## Extracted records
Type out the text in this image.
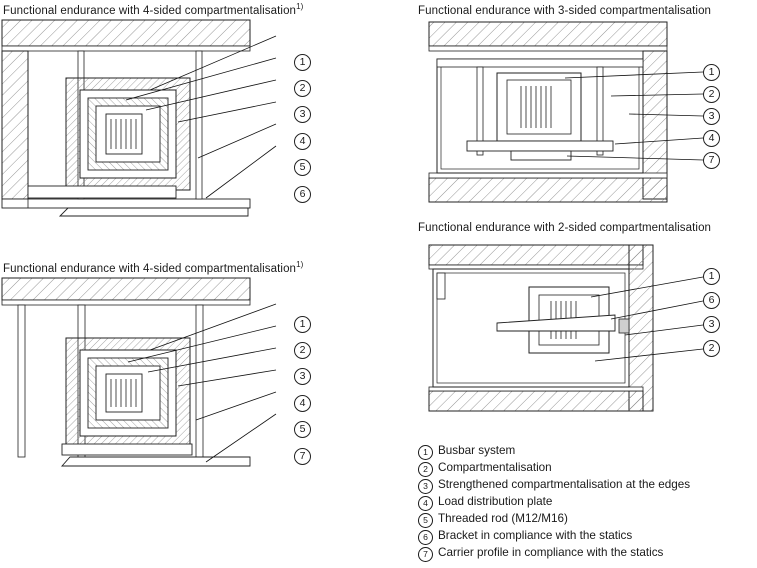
Functional endurance with 4-sided compartmentalisation$^{1)}$
1
2
3
4
5
6
Functional endurance with 3-sided compartmentalisation
1
2
3
4
7
Functional endurance with 4-sided compartmentalisation$^{1)}$
1
2
3
4
5
7
Functional endurance with 2-sided compartmentalisation
1
6
3
2
1 Busbar system
2 Compartmentalisation
3 Strengthened compartmentalisation at the edges
4 Load distribution plate
5 Threaded rod (M12/M16)
6 Bracket in compliance with the statics
7 Carrier profile in compliance with the statics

## WRITTEN EXERCISE
Copy every record character for character. Skip the pictures.

## EXPECTED ANSWER
Type out the text in this image.
Functional endurance with 4-sided compartmentalisation$^{1)}$
1
2
3
4
5
6
Functional endurance with 3-sided compartmentalisation
1
2
3
4
7
Functional endurance with 4-sided compartmentalisation$^{1)}$
1
2
3
4
5
7
Functional endurance with 2-sided compartmentalisation
1
6
3
2
1 Busbar system
2 Compartmentalisation
3 Strengthened compartmentalisation at the edges
4 Load distribution plate
5 Threaded rod (M12/M16)
6 Bracket in compliance with the statics
7 Carrier profile in compliance with the statics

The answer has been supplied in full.